--- begin Records for this task ---

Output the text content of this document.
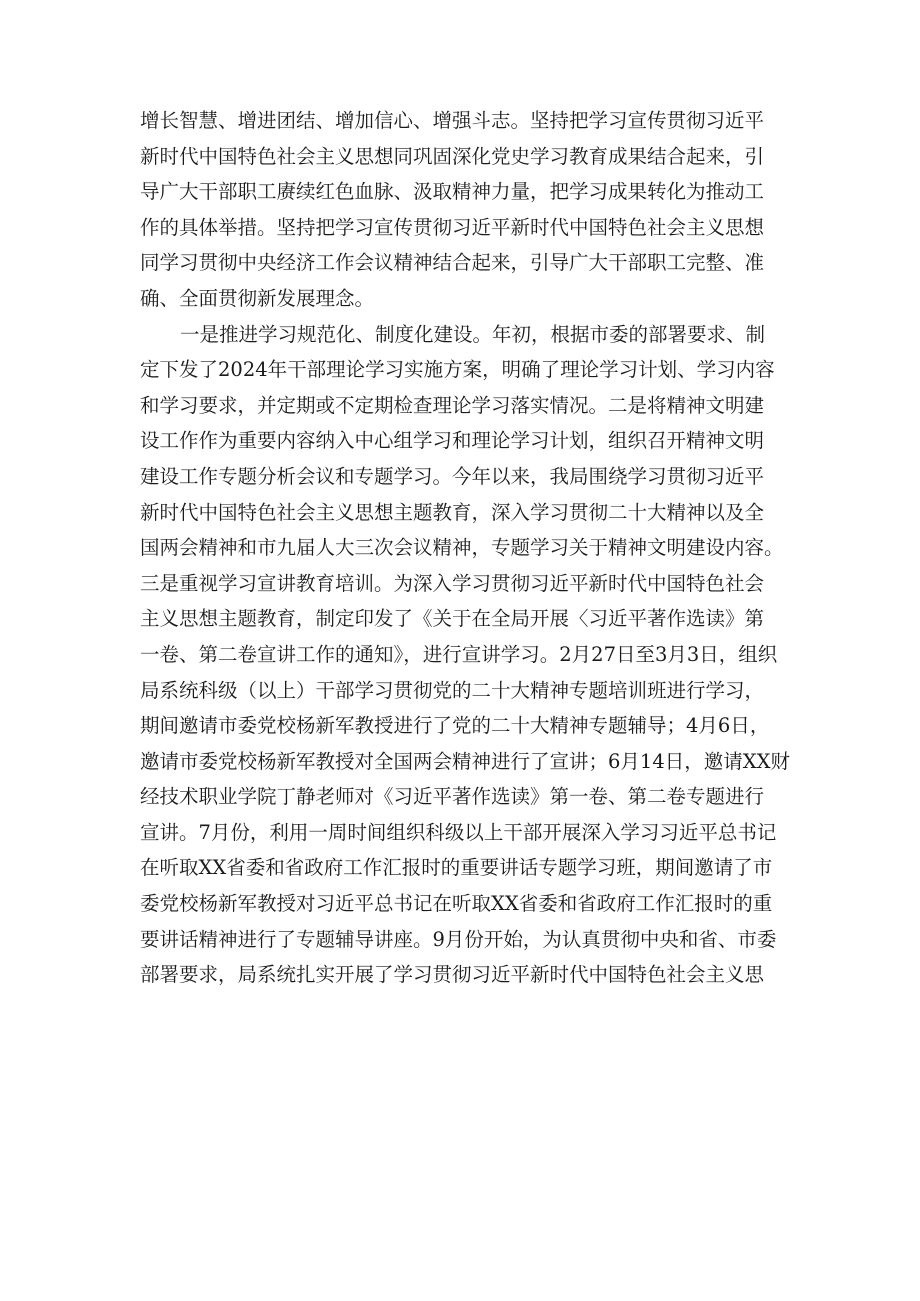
增长智慧、增进团结、增加信心、增强斗志。坚持把学习宣传贯彻习近平
新时代中国特色社会主义思想同巩固深化党史学习教育成果结合起来，引
导广大干部职工赓续红色血脉、汲取精神力量，把学习成果转化为推动工
作的具体举措。坚持把学习宣传贯彻习近平新时代中国特色社会主义思想
同学习贯彻中央经济工作会议精神结合起来，引导广大干部职工完整、准
确、全面贯彻新发展理念。
一是推进学习规范化、制度化建设。年初，根据市委的部署要求、制
定下发了2024年干部理论学习实施方案，明确了理论学习计划、学习内容
和学习要求，并定期或不定期检查理论学习落实情况。二是将精神文明建
设工作作为重要内容纳入中心组学习和理论学习计划，组织召开精神文明
建设工作专题分析会议和专题学习。今年以来，我局围绕学习贯彻习近平
新时代中国特色社会主义思想主题教育，深入学习贯彻二十大精神以及全
国两会精神和市九届人大三次会议精神，专题学习关于精神文明建设内容。
三是重视学习宣讲教育培训。为深入学习贯彻习近平新时代中国特色社会
主义思想主题教育，制定印发了《关于在全局开展〈习近平著作选读》第
一卷、第二卷宣讲工作的通知》，进行宣讲学习。2月27日至3月3日，组织
局系统科级（以上）干部学习贯彻党的二十大精神专题培训班进行学习，
期间邀请市委党校杨新军教授进行了党的二十大精神专题辅导；4月6日，
邀请市委党校杨新军教授对全国两会精神进行了宣讲；6月14日，邀请XX财
经技术职业学院丁静老师对《习近平著作选读》第一卷、第二卷专题进行
宣讲。7月份，利用一周时间组织科级以上干部开展深入学习习近平总书记
在听取XX省委和省政府工作汇报时的重要讲话专题学习班，期间邀请了市
委党校杨新军教授对习近平总书记在听取XX省委和省政府工作汇报时的重
要讲话精神进行了专题辅导讲座。9月份开始，为认真贯彻中央和省、市委
部署要求，局系统扎实开展了学习贯彻习近平新时代中国特色社会主义思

--- end Records for this task ---

**Description of the task:**
Search the data for the word "习近平著作选读" and copy each line where it appears.

**Exercise result:**
主义思想主题教育，制定印发了《关于在全局开展〈习近平著作选读》第
经技术职业学院丁静老师对《习近平著作选读》第一卷、第二卷专题进行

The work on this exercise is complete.